[AIM]:
What follows is a listing to be transcribed exactly.
○ ○ ○ ○
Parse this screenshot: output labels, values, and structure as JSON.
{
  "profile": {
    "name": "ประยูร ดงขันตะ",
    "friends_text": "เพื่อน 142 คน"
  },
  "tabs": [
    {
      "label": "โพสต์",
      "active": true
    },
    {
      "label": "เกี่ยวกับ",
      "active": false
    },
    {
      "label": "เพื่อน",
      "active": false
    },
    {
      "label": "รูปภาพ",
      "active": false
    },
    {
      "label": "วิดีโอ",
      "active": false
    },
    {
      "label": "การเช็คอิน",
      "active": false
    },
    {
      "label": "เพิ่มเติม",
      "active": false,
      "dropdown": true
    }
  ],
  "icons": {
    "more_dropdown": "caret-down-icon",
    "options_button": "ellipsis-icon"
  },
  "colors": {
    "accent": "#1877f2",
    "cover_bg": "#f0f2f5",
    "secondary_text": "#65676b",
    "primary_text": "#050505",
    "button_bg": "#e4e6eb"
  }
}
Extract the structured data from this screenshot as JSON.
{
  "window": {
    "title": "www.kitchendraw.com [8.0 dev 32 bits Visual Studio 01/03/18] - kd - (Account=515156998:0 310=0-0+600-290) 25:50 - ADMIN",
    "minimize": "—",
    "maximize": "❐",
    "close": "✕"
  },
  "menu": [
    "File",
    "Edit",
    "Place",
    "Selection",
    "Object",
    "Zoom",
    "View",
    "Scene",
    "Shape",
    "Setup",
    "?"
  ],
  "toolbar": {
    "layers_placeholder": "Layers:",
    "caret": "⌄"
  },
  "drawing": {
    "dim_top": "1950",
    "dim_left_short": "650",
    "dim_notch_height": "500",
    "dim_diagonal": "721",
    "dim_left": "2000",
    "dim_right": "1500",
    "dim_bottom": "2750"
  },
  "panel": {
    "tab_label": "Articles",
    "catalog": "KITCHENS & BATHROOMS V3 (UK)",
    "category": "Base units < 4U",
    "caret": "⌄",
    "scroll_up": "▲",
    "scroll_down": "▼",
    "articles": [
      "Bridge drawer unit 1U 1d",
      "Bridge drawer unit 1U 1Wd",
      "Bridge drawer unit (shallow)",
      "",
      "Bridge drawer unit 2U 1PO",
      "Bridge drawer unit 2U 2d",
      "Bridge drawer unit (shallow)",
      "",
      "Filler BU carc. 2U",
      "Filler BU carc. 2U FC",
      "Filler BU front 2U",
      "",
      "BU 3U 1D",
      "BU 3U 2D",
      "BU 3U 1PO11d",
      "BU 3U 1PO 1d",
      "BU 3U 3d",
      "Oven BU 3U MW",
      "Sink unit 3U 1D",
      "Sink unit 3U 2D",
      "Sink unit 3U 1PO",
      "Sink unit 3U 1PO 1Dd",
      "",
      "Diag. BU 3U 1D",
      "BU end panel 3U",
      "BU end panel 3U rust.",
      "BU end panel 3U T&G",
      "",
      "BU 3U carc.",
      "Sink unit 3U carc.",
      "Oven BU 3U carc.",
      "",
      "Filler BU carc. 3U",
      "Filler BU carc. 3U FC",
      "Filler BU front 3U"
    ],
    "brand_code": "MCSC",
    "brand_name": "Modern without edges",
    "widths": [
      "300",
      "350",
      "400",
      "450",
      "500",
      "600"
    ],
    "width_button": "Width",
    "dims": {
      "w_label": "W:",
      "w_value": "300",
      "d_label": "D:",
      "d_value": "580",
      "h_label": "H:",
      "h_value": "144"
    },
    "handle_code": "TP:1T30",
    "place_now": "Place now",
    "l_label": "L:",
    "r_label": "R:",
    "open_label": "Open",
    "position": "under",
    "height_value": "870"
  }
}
○ ○ ○ ○
[TASK RESULT]:
Parse this screenshot: output labels, values, and structure as JSON.
{
  "profile": {
    "name": "ประยูร ดงขันตะ",
    "friends_text": "เพื่อน 142 คน"
  },
  "tabs": [
    {
      "label": "โพสต์",
      "active": true
    },
    {
      "label": "เกี่ยวกับ",
      "active": false
    },
    {
      "label": "เพื่อน",
      "active": false
    },
    {
      "label": "รูปภาพ",
      "active": false
    },
    {
      "label": "วิดีโอ",
      "active": false
    },
    {
      "label": "การเช็คอิน",
      "active": false
    },
    {
      "label": "เพิ่มเติม",
      "active": false,
      "dropdown": true
    }
  ],
  "icons": {
    "more_dropdown": "caret-down-icon",
    "options_button": "ellipsis-icon"
  },
  "colors": {
    "accent": "#1877f2",
    "cover_bg": "#f0f2f5",
    "secondary_text": "#65676b",
    "primary_text": "#050505",
    "button_bg": "#e4e6eb"
  }
}
Extract the structured data from this screenshot as JSON.
{
  "window": {
    "title": "www.kitchendraw.com [8.0 dev 32 bits Visual Studio 01/03/18] - kd - (Account=515156998:0 310=0-0+600-290) 25:50 - ADMIN",
    "minimize": "—",
    "maximize": "❐",
    "close": "✕"
  },
  "menu": [
    "File",
    "Edit",
    "Place",
    "Selection",
    "Object",
    "Zoom",
    "View",
    "Scene",
    "Shape",
    "Setup",
    "?"
  ],
  "toolbar": {
    "layers_placeholder": "Layers:",
    "caret": "⌄"
  },
  "drawing": {
    "dim_top": "1950",
    "dim_left_short": "650",
    "dim_notch_height": "500",
    "dim_diagonal": "721",
    "dim_left": "2000",
    "dim_right": "1500",
    "dim_bottom": "2750"
  },
  "panel": {
    "tab_label": "Articles",
    "catalog": "KITCHENS & BATHROOMS V3 (UK)",
    "category": "Base units < 4U",
    "caret": "⌄",
    "scroll_up": "▲",
    "scroll_down": "▼",
    "articles": [
      "Bridge drawer unit 1U 1d",
      "Bridge drawer unit 1U 1Wd",
      "Bridge drawer unit (shallow)",
      "",
      "Bridge drawer unit 2U 1PO",
      "Bridge drawer unit 2U 2d",
      "Bridge drawer unit (shallow)",
      "",
      "Filler BU carc. 2U",
      "Filler BU carc. 2U FC",
      "Filler BU front 2U",
      "",
      "BU 3U 1D",
      "BU 3U 2D",
      "BU 3U 1PO11d",
      "BU 3U 1PO 1d",
      "BU 3U 3d",
      "Oven BU 3U MW",
      "Sink unit 3U 1D",
      "Sink unit 3U 2D",
      "Sink unit 3U 1PO",
      "Sink unit 3U 1PO 1Dd",
      "",
      "Diag. BU 3U 1D",
      "BU end panel 3U",
      "BU end panel 3U rust.",
      "BU end panel 3U T&G",
      "",
      "BU 3U carc.",
      "Sink unit 3U carc.",
      "Oven BU 3U carc.",
      "",
      "Filler BU carc. 3U",
      "Filler BU carc. 3U FC",
      "Filler BU front 3U"
    ],
    "brand_code": "MCSC",
    "brand_name": "Modern without edges",
    "widths": [
      "300",
      "350",
      "400",
      "450",
      "500",
      "600"
    ],
    "width_button": "Width",
    "dims": {
      "w_label": "W:",
      "w_value": "300",
      "d_label": "D:",
      "d_value": "580",
      "h_label": "H:",
      "h_value": "144"
    },
    "handle_code": "TP:1T30",
    "place_now": "Place now",
    "l_label": "L:",
    "r_label": "R:",
    "open_label": "Open",
    "position": "under",
    "height_value": "870"
  }
}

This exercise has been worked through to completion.